◆ To-do list
a) In the blog entry about Beethoven's Seventh Symphony, how many years did the writer spend at the Shepherd School of Music?
b) Reproduce the blog entry about Beethoven's Seventh Symphony word for word, everything from "Many of the" down to "of graduate school.".
c) List every school and orchestra named in the blog entry about Beethoven's Seventh Symphony.

◆ Selected excerpt
· · · ·

April 11, 2013

Many of the things I needed to know...

...were covered during my three years at the Shepherd School of Music, during which time I was fortunate to be a student of Kenneth Goldsmith.


Perhaps this entry should have a different title, something like "Back to the drawing board" or "SURELY you have your notes from rep class".    The entry itself comes from having remembered learning Beethoven's Seventh Symphony with Mr. G during my second year of graduate school.

This symphony holds a very special place in my heart:   shortly after I began studying the violin, my mother bought me a gift, that gift being a recording of this work.   While I do not remember the orchestra that was performing on that recording I do remember listening almost every day, finding myself spellbound every time I heard the second movement and trying to understand the third....Flash forward to last weekend, where for the second time this season Beethoven #7 was on a program, that time with the Roanoke Symphony Orchestra (the Delaware Symphony Orchestra performed Beethoven #7 in March of this year).

· · · ·

◆ Records shown
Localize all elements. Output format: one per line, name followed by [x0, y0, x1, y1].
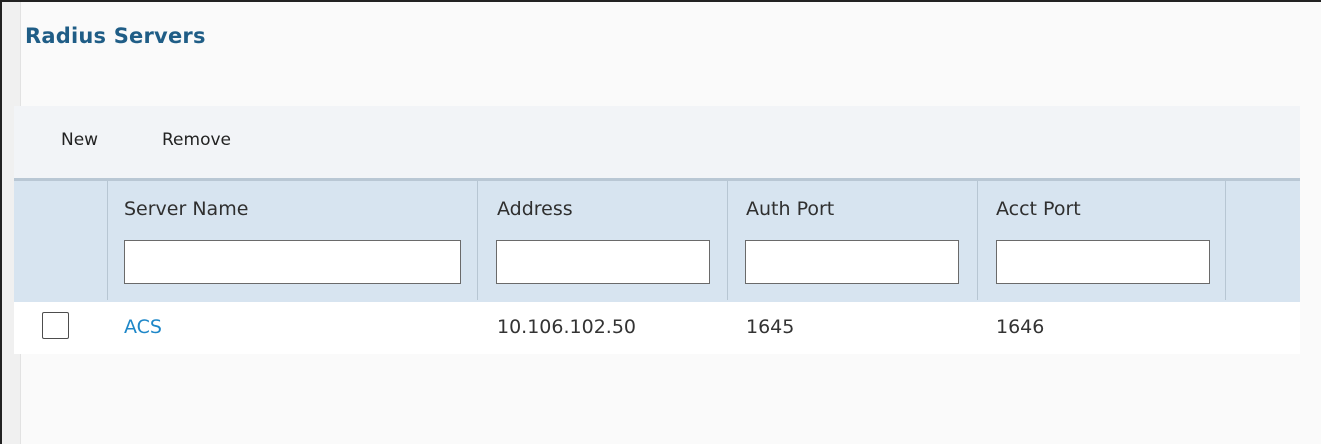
filter-address-input[interactable]: [496, 240, 710, 284]
column-header-address[interactable]: Address: [497, 198, 573, 220]
filter-acct-port-input[interactable]: [996, 240, 1210, 284]
table-row: [14, 302, 1300, 354]
server-name-link[interactable]: ACS: [124, 316, 162, 338]
row-checkbox[interactable]: [42, 312, 69, 339]
column-divider: [977, 181, 978, 300]
auth-port-cell: 1645: [746, 316, 795, 338]
column-header-acct-port[interactable]: Acct Port: [996, 198, 1081, 220]
remove-button[interactable]: Remove: [162, 130, 231, 150]
page-title: Radius Servers: [25, 24, 206, 48]
column-divider: [107, 181, 108, 300]
column-divider: [727, 181, 728, 300]
address-cell: 10.106.102.50: [497, 316, 637, 338]
acct-port-cell: 1646: [996, 316, 1045, 338]
column-header-auth-port[interactable]: Auth Port: [746, 198, 834, 220]
column-header-server-name[interactable]: Server Name: [124, 198, 248, 220]
column-divider: [477, 181, 478, 300]
new-button[interactable]: New: [61, 130, 98, 150]
filter-server-name-input[interactable]: [124, 240, 461, 284]
column-divider: [1225, 181, 1226, 300]
filter-auth-port-input[interactable]: [745, 240, 959, 284]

· · · ·

◆ Solved tasks
a) Three years.

b)
Many of the things I needed to know...

...were covered during my three years at the Shepherd School of Music, during which time I was fortunate to be a student of Kenneth Goldsmith.


Perhaps this entry should have a different title, something like "Back to the drawing board" or "SURELY you have your notes from rep class".    The entry itself comes from having remembered learning Beethoven's Seventh Symphony with Mr. G during my second year of graduate school.

c)
Shepherd School of Music
Roanoke Symphony Orchestra
Delaware Symphony Orchestra